▸ Your objective
Each line holding the word "Simulation" counts once; give the total and nothing more.

▸ Records to process
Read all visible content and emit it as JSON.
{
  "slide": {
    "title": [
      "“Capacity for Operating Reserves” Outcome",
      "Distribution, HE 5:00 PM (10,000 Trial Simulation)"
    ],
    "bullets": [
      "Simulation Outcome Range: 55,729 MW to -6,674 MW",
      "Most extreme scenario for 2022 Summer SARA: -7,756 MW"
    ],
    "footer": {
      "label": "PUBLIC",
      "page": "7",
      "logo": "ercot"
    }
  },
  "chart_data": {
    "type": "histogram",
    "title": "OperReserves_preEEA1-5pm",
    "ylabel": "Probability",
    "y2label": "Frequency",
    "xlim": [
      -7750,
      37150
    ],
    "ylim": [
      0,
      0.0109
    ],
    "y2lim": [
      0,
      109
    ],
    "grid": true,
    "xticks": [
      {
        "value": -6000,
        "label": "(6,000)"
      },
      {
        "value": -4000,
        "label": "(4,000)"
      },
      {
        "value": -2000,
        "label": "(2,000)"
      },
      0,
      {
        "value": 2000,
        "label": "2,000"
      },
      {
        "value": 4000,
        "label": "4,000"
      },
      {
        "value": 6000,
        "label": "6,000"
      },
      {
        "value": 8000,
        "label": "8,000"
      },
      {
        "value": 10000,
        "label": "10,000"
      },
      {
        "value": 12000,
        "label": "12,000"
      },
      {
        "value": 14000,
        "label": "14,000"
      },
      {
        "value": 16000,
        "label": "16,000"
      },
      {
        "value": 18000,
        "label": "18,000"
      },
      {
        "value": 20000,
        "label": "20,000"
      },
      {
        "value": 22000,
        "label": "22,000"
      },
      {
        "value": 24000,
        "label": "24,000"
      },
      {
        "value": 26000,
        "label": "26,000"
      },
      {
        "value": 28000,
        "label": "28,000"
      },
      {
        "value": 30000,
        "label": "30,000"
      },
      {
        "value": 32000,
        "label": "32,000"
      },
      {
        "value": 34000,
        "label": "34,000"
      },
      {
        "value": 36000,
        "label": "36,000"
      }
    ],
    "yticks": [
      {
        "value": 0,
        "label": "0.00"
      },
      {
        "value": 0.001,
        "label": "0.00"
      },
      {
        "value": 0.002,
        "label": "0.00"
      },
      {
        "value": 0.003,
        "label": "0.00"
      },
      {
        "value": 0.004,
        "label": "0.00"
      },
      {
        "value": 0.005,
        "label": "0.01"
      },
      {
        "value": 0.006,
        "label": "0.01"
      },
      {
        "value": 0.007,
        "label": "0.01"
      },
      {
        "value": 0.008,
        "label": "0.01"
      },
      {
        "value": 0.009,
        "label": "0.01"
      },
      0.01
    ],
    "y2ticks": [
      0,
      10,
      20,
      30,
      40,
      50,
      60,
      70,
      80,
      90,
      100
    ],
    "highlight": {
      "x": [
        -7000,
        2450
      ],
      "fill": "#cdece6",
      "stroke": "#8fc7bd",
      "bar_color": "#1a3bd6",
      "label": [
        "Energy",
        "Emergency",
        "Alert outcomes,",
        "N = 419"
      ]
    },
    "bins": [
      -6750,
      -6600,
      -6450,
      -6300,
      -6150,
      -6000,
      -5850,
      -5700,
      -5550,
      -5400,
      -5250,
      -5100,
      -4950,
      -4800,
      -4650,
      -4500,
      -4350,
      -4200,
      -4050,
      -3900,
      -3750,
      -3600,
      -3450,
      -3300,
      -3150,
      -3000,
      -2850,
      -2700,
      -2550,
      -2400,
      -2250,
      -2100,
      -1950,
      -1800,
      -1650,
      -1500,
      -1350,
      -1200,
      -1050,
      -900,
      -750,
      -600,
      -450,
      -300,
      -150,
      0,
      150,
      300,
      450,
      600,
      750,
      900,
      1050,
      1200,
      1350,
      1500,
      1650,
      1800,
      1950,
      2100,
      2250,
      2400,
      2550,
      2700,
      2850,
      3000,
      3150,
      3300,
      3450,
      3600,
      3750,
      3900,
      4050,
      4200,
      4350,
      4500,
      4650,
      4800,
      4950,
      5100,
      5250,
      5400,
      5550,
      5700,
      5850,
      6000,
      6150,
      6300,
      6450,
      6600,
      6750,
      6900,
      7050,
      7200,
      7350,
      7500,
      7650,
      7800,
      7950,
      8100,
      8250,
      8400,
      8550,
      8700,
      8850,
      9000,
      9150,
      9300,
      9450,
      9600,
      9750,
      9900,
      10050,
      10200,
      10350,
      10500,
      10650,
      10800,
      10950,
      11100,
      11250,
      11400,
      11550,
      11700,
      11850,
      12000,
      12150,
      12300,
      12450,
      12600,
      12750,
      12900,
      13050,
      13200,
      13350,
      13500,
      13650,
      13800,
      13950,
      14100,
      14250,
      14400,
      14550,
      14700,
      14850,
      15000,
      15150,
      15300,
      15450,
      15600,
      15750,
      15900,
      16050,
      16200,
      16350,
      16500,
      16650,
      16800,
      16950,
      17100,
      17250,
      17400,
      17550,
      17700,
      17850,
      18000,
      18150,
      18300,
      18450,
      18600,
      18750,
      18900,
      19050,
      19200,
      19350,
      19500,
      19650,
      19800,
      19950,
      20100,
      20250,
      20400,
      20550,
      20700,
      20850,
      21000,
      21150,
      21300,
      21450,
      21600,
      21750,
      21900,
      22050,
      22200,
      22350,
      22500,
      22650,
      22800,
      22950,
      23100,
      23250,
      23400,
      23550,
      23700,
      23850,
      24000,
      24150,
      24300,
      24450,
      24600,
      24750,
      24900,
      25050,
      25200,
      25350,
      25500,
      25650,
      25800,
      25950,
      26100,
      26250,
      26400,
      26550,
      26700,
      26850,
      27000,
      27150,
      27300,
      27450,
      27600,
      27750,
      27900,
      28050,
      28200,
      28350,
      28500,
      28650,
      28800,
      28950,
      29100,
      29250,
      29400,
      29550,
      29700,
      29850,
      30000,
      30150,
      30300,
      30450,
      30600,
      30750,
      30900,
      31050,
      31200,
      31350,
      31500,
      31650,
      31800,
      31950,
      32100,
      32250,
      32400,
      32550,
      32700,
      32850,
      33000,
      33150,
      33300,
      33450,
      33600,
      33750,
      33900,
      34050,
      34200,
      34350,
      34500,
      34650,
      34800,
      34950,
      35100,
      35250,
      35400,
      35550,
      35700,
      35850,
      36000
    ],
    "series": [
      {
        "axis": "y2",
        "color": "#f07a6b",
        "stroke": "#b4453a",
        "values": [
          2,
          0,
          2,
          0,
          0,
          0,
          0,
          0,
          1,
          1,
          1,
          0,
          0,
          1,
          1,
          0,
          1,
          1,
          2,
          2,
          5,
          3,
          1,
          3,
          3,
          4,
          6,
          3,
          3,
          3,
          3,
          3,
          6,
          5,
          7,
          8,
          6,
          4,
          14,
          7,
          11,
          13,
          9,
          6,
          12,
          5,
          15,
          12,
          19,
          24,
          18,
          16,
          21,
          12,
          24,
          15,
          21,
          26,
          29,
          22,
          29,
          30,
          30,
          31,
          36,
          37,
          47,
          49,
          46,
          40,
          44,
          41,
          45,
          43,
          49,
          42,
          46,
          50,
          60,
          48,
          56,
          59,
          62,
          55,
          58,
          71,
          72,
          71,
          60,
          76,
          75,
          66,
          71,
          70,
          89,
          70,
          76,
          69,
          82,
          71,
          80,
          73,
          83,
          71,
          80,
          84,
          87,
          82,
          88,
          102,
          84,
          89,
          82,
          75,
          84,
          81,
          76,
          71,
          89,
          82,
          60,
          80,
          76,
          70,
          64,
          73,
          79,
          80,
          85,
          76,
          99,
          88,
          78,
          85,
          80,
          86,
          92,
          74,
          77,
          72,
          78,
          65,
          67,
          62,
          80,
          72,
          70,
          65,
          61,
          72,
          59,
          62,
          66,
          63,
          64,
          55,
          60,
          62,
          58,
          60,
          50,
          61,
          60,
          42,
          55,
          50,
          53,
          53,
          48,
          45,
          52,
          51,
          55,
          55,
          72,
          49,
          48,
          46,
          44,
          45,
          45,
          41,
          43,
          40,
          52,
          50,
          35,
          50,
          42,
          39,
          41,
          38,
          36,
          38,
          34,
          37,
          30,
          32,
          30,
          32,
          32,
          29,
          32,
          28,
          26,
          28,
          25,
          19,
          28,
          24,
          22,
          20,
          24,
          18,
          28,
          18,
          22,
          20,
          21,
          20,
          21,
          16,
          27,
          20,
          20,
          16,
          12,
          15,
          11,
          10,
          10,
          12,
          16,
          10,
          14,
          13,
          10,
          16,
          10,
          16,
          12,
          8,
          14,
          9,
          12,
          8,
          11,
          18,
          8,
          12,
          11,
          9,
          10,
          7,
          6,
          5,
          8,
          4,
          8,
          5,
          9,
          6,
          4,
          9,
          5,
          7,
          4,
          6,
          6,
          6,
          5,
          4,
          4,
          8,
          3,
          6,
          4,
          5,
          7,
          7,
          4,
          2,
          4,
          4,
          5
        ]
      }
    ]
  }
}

▸ The output
2